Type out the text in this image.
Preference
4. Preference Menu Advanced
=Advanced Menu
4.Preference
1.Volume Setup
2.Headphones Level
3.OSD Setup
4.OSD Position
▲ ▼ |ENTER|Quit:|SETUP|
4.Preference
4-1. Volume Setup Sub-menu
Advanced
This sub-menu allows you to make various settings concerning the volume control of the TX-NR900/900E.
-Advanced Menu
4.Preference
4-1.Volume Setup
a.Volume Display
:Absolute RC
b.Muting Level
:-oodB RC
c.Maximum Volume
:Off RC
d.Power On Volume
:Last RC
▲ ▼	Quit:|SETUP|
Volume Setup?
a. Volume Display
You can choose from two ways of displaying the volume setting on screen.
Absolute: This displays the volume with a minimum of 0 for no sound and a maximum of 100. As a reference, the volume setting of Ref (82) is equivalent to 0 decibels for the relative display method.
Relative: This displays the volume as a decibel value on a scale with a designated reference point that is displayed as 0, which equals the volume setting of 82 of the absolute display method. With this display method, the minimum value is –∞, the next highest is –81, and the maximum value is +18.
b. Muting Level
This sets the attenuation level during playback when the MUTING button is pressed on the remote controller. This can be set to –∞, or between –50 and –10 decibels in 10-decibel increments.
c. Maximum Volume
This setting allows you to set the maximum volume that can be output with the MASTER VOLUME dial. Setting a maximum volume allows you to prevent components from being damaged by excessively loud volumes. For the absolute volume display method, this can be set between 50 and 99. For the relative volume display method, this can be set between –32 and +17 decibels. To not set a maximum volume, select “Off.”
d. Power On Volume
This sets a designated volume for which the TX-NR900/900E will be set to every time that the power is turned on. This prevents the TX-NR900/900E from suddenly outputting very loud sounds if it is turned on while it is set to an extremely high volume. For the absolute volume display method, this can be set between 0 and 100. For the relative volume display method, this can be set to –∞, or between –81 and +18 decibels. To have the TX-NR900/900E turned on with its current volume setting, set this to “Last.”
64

------

▶ **Work instructions**: Copy the records above exactly.

▶ **Task output**:
Type out the text in this image.
Preference
4. Preference Menu Advanced
=Advanced Menu
4.Preference
1.Volume Setup
2.Headphones Level
3.OSD Setup
4.OSD Position
▲ ▼ |ENTER|Quit:|SETUP|
4.Preference
4-1. Volume Setup Sub-menu
Advanced
This sub-menu allows you to make various settings concerning the volume control of the TX-NR900/900E.
-Advanced Menu
4.Preference
4-1.Volume Setup
a.Volume Display
:Absolute RC
b.Muting Level
:-oodB RC
c.Maximum Volume
:Off RC
d.Power On Volume
:Last RC
▲ ▼	Quit:|SETUP|
Volume Setup?
a. Volume Display
You can choose from two ways of displaying the volume setting on screen.
Absolute: This displays the volume with a minimum of 0 for no sound and a maximum of 100. As a reference, the volume setting of Ref (82) is equivalent to 0 decibels for the relative display method.
Relative: This displays the volume as a decibel value on a scale with a designated reference point that is displayed as 0, which equals the volume setting of 82 of the absolute display method. With this display method, the minimum value is –∞, the next highest is –81, and the maximum value is +18.
b. Muting Level
This sets the attenuation level during playback when the MUTING button is pressed on the remote controller. This can be set to –∞, or between –50 and –10 decibels in 10-decibel increments.
c. Maximum Volume
This setting allows you to set the maximum volume that can be output with the MASTER VOLUME dial. Setting a maximum volume allows you to prevent components from being damaged by excessively loud volumes. For the absolute volume display method, this can be set between 50 and 99. For the relative volume display method, this can be set between –32 and +17 decibels. To not set a maximum volume, select “Off.”
d. Power On Volume
This sets a designated volume for which the TX-NR900/900E will be set to every time that the power is turned on. This prevents the TX-NR900/900E from suddenly outputting very loud sounds if it is turned on while it is set to an extremely high volume. For the absolute volume display method, this can be set between 0 and 100. For the relative volume display method, this can be set to –∞, or between –81 and +18 decibels. To have the TX-NR900/900E turned on with its current volume setting, set this to “Last.”
64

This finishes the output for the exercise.